What to work on: Extract all data as written.

[Data entries for graphics]
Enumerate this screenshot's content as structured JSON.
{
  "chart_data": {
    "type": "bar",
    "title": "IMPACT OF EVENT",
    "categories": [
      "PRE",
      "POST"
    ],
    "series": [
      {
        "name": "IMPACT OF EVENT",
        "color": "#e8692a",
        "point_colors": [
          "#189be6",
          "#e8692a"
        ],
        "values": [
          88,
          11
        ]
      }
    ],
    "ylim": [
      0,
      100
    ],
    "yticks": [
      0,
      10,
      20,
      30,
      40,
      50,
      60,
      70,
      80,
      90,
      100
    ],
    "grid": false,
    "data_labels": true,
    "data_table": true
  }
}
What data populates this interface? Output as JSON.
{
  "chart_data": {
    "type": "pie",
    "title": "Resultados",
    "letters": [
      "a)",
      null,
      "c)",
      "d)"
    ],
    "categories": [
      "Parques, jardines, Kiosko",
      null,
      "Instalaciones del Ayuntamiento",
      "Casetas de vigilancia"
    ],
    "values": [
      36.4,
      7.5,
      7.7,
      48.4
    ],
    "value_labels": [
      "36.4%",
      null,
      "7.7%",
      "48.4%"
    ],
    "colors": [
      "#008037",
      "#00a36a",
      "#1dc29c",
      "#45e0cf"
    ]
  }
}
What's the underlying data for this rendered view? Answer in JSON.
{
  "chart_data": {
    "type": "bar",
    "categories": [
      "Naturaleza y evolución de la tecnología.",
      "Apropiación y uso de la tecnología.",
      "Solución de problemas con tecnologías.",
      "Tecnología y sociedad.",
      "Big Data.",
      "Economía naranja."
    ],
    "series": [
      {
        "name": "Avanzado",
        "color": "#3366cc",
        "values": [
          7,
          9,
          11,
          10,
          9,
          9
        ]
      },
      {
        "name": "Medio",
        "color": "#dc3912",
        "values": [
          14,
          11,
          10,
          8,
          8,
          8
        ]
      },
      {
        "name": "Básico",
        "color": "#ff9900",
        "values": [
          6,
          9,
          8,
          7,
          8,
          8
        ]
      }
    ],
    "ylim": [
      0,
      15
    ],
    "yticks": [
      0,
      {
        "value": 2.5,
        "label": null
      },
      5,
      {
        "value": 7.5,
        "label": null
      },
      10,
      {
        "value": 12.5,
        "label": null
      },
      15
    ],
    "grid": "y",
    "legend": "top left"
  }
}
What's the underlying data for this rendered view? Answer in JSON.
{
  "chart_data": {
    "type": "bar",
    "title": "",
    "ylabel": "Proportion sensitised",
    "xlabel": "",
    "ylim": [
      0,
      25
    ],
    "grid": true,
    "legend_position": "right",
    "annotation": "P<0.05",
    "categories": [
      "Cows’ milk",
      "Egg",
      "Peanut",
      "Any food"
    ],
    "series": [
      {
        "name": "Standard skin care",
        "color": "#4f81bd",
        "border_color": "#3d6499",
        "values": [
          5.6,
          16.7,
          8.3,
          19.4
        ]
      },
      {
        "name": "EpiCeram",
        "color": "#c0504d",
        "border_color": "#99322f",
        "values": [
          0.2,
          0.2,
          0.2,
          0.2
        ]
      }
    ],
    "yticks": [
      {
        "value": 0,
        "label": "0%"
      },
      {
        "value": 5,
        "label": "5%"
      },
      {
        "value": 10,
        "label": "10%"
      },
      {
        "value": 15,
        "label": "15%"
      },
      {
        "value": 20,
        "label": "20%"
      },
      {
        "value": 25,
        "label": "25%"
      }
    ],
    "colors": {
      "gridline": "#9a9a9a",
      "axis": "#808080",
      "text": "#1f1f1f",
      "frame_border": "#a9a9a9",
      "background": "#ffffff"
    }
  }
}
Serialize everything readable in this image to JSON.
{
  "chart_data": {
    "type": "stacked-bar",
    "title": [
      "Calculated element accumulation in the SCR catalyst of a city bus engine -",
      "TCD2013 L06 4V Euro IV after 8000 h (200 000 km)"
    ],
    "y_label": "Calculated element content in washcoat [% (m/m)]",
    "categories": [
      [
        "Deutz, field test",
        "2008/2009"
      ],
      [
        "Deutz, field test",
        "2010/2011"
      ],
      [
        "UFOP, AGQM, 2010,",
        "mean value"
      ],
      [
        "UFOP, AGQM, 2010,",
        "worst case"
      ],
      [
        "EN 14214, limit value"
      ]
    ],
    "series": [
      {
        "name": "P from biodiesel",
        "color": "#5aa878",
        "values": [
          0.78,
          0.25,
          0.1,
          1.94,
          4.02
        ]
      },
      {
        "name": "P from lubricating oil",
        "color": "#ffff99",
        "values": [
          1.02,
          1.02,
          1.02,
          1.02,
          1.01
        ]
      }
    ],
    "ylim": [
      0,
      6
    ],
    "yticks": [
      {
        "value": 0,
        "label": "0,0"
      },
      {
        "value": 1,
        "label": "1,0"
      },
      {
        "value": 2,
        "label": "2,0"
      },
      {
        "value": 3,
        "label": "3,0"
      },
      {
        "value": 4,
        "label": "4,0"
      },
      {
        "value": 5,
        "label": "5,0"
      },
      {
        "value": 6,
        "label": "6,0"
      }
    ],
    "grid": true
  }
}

Expected answer:
Enumerate this screenshot's content as structured JSON.
{
  "chart_data": {
    "type": "bar",
    "title": "IMPACT OF EVENT",
    "categories": [
      "PRE",
      "POST"
    ],
    "series": [
      {
        "name": "IMPACT OF EVENT",
        "color": "#e8692a",
        "point_colors": [
          "#189be6",
          "#e8692a"
        ],
        "values": [
          88,
          11
        ]
      }
    ],
    "ylim": [
      0,
      100
    ],
    "yticks": [
      0,
      10,
      20,
      30,
      40,
      50,
      60,
      70,
      80,
      90,
      100
    ],
    "grid": false,
    "data_labels": true,
    "data_table": true
  }
}
What data populates this interface? Output as JSON.
{
  "chart_data": {
    "type": "pie",
    "title": "Resultados",
    "letters": [
      "a)",
      null,
      "c)",
      "d)"
    ],
    "categories": [
      "Parques, jardines, Kiosko",
      null,
      "Instalaciones del Ayuntamiento",
      "Casetas de vigilancia"
    ],
    "values": [
      36.4,
      7.5,
      7.7,
      48.4
    ],
    "value_labels": [
      "36.4%",
      null,
      "7.7%",
      "48.4%"
    ],
    "colors": [
      "#008037",
      "#00a36a",
      "#1dc29c",
      "#45e0cf"
    ]
  }
}
What's the underlying data for this rendered view? Answer in JSON.
{
  "chart_data": {
    "type": "bar",
    "categories": [
      "Naturaleza y evolución de la tecnología.",
      "Apropiación y uso de la tecnología.",
      "Solución de problemas con tecnologías.",
      "Tecnología y sociedad.",
      "Big Data.",
      "Economía naranja."
    ],
    "series": [
      {
        "name": "Avanzado",
        "color": "#3366cc",
        "values": [
          7,
          9,
          11,
          10,
          9,
          9
        ]
      },
      {
        "name": "Medio",
        "color": "#dc3912",
        "values": [
          14,
          11,
          10,
          8,
          8,
          8
        ]
      },
      {
        "name": "Básico",
        "color": "#ff9900",
        "values": [
          6,
          9,
          8,
          7,
          8,
          8
        ]
      }
    ],
    "ylim": [
      0,
      15
    ],
    "yticks": [
      0,
      {
        "value": 2.5,
        "label": null
      },
      5,
      {
        "value": 7.5,
        "label": null
      },
      10,
      {
        "value": 12.5,
        "label": null
      },
      15
    ],
    "grid": "y",
    "legend": "top left"
  }
}
What's the underlying data for this rendered view? Answer in JSON.
{
  "chart_data": {
    "type": "bar",
    "title": "",
    "ylabel": "Proportion sensitised",
    "xlabel": "",
    "ylim": [
      0,
      25
    ],
    "grid": true,
    "legend_position": "right",
    "annotation": "P<0.05",
    "categories": [
      "Cows’ milk",
      "Egg",
      "Peanut",
      "Any food"
    ],
    "series": [
      {
        "name": "Standard skin care",
        "color": "#4f81bd",
        "border_color": "#3d6499",
        "values": [
          5.6,
          16.7,
          8.3,
          19.4
        ]
      },
      {
        "name": "EpiCeram",
        "color": "#c0504d",
        "border_color": "#99322f",
        "values": [
          0.2,
          0.2,
          0.2,
          0.2
        ]
      }
    ],
    "yticks": [
      {
        "value": 0,
        "label": "0%"
      },
      {
        "value": 5,
        "label": "5%"
      },
      {
        "value": 10,
        "label": "10%"
      },
      {
        "value": 15,
        "label": "15%"
      },
      {
        "value": 20,
        "label": "20%"
      },
      {
        "value": 25,
        "label": "25%"
      }
    ],
    "colors": {
      "gridline": "#9a9a9a",
      "axis": "#808080",
      "text": "#1f1f1f",
      "frame_border": "#a9a9a9",
      "background": "#ffffff"
    }
  }
}
Serialize everything readable in this image to JSON.
{
  "chart_data": {
    "type": "stacked-bar",
    "title": [
      "Calculated element accumulation in the SCR catalyst of a city bus engine -",
      "TCD2013 L06 4V Euro IV after 8000 h (200 000 km)"
    ],
    "y_label": "Calculated element content in washcoat [% (m/m)]",
    "categories": [
      [
        "Deutz, field test",
        "2008/2009"
      ],
      [
        "Deutz, field test",
        "2010/2011"
      ],
      [
        "UFOP, AGQM, 2010,",
        "mean value"
      ],
      [
        "UFOP, AGQM, 2010,",
        "worst case"
      ],
      [
        "EN 14214, limit value"
      ]
    ],
    "series": [
      {
        "name": "P from biodiesel",
        "color": "#5aa878",
        "values": [
          0.78,
          0.25,
          0.1,
          1.94,
          4.02
        ]
      },
      {
        "name": "P from lubricating oil",
        "color": "#ffff99",
        "values": [
          1.02,
          1.02,
          1.02,
          1.02,
          1.01
        ]
      }
    ],
    "ylim": [
      0,
      6
    ],
    "yticks": [
      {
        "value": 0,
        "label": "0,0"
      },
      {
        "value": 1,
        "label": "1,0"
      },
      {
        "value": 2,
        "label": "2,0"
      },
      {
        "value": 3,
        "label": "3,0"
      },
      {
        "value": 4,
        "label": "4,0"
      },
      {
        "value": 5,
        "label": "5,0"
      },
      {
        "value": 6,
        "label": "6,0"
      }
    ],
    "grid": true
  }
}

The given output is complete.